● AIM OF THE TASK
All lines below containing the string "Journal" are to be copied.

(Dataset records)
^^^^^^^^

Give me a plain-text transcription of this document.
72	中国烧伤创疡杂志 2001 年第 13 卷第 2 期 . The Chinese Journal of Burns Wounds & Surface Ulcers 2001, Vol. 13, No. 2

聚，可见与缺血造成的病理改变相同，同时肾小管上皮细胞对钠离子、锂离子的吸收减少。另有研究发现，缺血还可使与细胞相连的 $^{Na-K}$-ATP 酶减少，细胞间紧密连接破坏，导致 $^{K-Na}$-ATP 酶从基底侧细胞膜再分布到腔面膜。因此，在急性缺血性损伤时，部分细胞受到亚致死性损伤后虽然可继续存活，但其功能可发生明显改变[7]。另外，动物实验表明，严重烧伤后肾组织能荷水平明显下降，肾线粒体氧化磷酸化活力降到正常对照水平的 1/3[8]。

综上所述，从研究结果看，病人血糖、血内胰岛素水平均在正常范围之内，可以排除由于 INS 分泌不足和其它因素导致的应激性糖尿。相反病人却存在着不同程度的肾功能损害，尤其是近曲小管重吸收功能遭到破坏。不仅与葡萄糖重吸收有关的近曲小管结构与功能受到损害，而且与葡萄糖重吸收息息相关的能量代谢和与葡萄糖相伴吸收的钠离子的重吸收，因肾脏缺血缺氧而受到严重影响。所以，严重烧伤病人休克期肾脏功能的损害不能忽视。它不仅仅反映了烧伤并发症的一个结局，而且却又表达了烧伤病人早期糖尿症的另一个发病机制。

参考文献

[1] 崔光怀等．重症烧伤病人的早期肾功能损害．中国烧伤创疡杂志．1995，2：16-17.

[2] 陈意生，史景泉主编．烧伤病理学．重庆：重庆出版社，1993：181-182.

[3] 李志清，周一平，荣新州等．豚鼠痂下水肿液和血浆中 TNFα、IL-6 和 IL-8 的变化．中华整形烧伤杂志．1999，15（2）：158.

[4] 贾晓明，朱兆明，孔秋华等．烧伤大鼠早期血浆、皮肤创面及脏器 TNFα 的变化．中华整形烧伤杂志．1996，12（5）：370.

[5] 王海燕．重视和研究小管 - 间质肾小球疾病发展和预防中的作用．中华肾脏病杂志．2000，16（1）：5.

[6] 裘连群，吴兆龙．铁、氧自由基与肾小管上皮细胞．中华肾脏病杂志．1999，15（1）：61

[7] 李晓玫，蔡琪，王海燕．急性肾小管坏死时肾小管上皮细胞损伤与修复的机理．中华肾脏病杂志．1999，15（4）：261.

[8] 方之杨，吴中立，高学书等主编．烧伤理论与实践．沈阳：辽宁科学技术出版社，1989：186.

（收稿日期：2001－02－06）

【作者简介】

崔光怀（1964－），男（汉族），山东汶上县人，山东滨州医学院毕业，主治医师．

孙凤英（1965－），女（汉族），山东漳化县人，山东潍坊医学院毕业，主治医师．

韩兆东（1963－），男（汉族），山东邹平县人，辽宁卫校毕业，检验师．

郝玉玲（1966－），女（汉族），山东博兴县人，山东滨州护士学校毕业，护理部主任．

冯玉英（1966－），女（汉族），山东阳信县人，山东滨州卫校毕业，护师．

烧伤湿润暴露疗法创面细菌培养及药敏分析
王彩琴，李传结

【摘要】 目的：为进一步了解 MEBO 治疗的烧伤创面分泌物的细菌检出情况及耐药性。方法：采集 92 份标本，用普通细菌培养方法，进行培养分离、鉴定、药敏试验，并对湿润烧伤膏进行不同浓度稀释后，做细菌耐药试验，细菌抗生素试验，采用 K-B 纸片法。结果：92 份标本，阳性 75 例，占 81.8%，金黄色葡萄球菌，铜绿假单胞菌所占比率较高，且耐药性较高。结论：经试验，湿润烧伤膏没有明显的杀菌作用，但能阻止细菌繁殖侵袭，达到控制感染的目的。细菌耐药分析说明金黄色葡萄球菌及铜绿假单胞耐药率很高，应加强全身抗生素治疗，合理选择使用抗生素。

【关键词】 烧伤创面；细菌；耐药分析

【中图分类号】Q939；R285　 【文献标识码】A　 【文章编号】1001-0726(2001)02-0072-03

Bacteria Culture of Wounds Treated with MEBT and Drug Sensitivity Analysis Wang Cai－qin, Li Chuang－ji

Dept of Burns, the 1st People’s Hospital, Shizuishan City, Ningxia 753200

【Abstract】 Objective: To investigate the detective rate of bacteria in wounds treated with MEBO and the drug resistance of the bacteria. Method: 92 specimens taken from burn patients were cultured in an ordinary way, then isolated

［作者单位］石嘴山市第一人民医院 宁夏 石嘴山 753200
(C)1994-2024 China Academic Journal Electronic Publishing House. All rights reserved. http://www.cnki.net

^^^^^^^^

● SOLUTION TO THIS TASK
72	中国烧伤创疡杂志 2001 年第 13 卷第 2 期 . The Chinese Journal of Burns Wounds & Surface Ulcers 2001, Vol. 13, No. 2
(C)1994-2024 China Academic Journal Electronic Publishing House. All rights reserved. http://www.cnki.net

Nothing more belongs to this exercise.